» ТЕКСТ ДЛЯ ЧТЕНИЯ:
================================
Я новичок в PostgreSQL и PostGIS, поэтому этот вопрос может быть глупым, я хочу знать, как оптимизировать эту ситуацию.
Вот подробности
Версия PostgreSQL: 10.10
индекс таблицы и информация о поле:
testgis=# \d test;
Table "public.test"
Column | Type | Collation | Nullable | Default
------------+------------------+-----------+----------+--------------------------------
id | bigint | | not null | nextval('serial_id'::regclass)
location | geography | | not null |
latitude | double precision | | not null |
longitude | double precision | | not null |
time_range | tsrange | | |
int1 | integer | | not null |
int2 | integer | | not null |
ids1 | bigint[] | | |
ids2 | bigint[] | | |
Indexes:
"btree_int1" btree (int1)
"btree_int2" btree (int2)
"gin_ids1" gin (ids1)
"gin_ids2" gin (ids2)
"gist_location" gist (location)
================================
» СТРОКИ ДАННЫХ:

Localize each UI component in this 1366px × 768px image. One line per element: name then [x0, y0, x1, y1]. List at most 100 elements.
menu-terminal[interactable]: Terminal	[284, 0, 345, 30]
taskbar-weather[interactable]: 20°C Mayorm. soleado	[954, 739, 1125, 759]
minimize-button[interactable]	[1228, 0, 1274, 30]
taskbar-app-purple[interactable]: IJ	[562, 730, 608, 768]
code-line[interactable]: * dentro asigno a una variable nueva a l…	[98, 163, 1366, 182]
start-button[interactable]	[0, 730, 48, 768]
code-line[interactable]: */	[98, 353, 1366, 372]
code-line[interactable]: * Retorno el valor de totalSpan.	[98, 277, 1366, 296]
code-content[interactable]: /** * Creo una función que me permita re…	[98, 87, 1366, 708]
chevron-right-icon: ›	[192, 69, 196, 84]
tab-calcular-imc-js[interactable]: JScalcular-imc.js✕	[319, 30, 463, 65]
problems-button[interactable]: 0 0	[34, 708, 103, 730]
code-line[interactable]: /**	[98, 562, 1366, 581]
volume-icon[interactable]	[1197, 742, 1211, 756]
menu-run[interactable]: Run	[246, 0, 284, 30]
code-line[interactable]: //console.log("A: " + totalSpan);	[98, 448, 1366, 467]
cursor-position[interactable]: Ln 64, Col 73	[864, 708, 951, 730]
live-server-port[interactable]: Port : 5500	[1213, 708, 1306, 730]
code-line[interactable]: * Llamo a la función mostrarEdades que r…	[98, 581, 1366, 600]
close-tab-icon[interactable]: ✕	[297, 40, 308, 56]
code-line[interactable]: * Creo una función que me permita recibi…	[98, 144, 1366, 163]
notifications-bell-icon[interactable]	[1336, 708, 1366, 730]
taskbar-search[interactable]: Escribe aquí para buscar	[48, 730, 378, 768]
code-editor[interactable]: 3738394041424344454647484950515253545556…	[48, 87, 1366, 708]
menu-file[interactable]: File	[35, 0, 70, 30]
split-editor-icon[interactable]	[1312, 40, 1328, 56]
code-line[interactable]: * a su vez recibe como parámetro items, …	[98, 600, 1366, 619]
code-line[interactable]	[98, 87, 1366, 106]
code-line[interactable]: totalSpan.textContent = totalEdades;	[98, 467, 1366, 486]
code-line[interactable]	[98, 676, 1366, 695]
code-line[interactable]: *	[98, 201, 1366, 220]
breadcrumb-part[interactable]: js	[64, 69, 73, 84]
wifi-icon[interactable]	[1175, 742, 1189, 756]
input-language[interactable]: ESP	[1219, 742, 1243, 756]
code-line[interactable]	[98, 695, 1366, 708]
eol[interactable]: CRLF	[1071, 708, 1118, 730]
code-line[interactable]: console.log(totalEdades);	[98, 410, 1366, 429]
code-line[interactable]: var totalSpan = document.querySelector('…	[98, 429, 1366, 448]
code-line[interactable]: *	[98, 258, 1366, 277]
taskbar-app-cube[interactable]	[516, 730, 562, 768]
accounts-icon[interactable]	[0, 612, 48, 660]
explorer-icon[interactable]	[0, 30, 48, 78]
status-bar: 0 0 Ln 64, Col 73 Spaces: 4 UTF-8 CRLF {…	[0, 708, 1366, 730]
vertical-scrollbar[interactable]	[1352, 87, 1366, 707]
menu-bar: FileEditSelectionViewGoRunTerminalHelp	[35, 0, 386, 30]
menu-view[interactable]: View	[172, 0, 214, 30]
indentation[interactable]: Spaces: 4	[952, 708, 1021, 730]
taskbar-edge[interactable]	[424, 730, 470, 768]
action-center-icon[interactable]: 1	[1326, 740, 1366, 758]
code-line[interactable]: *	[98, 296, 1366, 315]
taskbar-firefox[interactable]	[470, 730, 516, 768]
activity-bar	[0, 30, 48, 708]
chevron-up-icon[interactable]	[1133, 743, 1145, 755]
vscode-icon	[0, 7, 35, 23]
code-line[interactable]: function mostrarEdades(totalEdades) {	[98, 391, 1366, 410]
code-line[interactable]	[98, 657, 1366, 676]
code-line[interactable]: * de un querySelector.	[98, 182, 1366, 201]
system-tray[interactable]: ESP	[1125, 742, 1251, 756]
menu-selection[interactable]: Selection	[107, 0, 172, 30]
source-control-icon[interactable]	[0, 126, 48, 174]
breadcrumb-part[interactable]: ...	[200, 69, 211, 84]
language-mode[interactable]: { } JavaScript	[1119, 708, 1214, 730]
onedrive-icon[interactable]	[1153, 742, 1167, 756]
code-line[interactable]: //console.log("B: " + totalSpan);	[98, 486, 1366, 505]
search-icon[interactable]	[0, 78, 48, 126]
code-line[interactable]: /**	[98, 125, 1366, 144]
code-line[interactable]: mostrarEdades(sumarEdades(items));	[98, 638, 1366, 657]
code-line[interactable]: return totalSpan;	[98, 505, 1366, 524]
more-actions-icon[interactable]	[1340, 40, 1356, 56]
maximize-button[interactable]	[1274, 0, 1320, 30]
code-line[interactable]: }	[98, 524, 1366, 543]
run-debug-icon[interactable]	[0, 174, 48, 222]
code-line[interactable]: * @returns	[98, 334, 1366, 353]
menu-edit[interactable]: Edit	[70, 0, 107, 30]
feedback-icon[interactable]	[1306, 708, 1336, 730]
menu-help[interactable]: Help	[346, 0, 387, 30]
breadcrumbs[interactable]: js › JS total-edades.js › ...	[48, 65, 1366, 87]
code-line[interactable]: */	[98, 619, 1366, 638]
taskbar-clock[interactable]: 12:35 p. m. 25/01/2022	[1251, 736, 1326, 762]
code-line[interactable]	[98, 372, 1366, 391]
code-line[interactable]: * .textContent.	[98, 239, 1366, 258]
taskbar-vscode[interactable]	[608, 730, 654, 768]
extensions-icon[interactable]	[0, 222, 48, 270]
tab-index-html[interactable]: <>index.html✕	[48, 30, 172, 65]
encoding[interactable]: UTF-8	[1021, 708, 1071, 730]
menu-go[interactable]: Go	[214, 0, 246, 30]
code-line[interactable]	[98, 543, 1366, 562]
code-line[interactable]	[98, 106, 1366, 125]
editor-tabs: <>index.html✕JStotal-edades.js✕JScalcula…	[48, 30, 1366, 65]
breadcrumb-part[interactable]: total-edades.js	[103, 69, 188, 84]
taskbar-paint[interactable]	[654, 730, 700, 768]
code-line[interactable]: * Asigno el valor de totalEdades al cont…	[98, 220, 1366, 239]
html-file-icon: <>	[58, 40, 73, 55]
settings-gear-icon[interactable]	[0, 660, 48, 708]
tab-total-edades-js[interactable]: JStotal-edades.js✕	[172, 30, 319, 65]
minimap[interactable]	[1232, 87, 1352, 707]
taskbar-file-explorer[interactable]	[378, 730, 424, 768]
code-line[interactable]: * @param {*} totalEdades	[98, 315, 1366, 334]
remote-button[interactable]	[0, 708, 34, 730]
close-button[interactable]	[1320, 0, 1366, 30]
================================
» УСЛОВИЕ ЗАДАНИЯ:
Измените отрывок вопроса о таблице test, который начинается со слов «Я новичок в» и заканчивается словами «null | nextval('serial_id'::regclass)»: замените в нем «PostgreSQL» на «Postgres» и приведите этот отрывок полностью. Листинг представляет собой отдельный материал.

» РЕШЕНИЕ:
Я новичок в Postgres и PostGIS, поэтому этот вопрос может быть глупым, я хочу знать, как оптимизировать эту ситуацию.
Вот подробности
Версия Postgres: 10.10
индекс таблицы и информация о поле:
testgis=# \d test;
Table "public.test"
Column | Type | Collation | Nullable | Default
------------+------------------+-----------+----------+--------------------------------
id | bigint | | not null | nextval('serial_id'::regclass)